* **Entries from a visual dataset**
● ● ●
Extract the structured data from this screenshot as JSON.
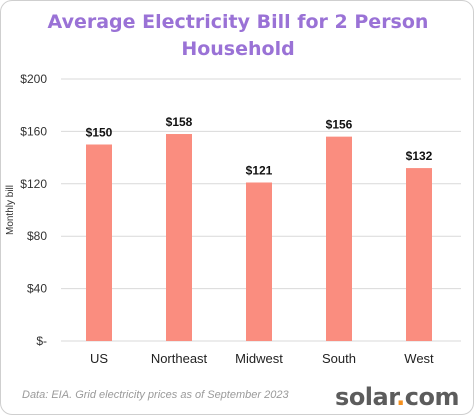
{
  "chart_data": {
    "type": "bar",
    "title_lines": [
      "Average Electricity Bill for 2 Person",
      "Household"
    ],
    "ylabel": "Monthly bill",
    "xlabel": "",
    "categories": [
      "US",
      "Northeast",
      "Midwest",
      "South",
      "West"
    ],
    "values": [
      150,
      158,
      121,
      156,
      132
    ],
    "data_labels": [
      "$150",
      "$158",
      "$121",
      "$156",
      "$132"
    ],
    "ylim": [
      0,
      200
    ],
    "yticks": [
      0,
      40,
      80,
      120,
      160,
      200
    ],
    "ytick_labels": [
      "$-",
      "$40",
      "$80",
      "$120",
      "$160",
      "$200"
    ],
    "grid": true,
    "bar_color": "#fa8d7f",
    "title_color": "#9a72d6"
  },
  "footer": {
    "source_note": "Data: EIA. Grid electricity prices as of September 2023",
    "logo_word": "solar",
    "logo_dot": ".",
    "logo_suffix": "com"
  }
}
● ● ●
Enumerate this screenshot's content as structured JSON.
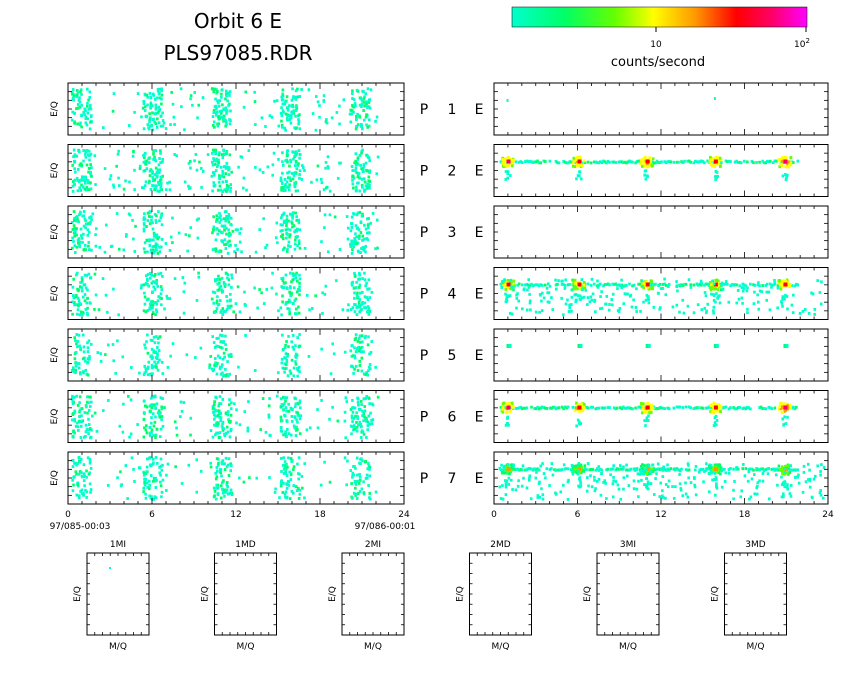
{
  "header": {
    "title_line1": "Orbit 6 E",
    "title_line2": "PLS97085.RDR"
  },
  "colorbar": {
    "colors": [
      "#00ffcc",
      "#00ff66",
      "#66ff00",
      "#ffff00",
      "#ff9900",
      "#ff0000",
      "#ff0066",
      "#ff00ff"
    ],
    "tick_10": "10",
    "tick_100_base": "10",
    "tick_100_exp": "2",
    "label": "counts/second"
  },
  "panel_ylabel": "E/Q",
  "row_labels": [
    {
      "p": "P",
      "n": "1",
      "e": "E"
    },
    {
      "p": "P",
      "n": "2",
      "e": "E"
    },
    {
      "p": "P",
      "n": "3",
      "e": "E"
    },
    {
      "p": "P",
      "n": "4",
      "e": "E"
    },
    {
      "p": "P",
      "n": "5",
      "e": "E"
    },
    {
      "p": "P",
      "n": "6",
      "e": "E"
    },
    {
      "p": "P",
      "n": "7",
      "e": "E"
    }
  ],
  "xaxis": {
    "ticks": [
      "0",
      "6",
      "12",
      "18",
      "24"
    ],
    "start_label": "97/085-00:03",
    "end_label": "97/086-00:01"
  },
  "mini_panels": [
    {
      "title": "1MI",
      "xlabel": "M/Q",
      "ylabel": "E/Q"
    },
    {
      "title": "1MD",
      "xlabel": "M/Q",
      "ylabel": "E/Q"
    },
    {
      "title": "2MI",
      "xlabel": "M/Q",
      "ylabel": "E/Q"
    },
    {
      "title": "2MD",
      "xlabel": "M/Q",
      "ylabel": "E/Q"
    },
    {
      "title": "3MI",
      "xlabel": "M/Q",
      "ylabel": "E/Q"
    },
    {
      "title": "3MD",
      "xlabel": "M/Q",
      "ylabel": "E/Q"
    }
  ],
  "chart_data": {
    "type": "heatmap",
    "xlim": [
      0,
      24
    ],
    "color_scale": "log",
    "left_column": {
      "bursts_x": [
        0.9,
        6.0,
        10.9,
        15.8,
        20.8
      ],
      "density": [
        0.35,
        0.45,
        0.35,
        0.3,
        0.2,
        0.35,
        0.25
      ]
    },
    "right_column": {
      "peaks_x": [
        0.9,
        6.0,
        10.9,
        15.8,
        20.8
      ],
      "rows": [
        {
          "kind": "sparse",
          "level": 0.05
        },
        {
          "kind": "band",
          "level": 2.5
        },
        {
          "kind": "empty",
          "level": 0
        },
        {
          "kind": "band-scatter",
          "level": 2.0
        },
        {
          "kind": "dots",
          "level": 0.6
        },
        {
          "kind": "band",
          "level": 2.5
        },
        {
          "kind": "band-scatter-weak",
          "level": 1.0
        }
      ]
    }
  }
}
● ● ●
* **EXERCISE DETAILS**
Copy out each line of the listing that holds "JSON".

* **EXERCISE RESPONSE**
Extract the structured data from this screenshot as JSON.
Enumerate this screenshot's content as structured JSON.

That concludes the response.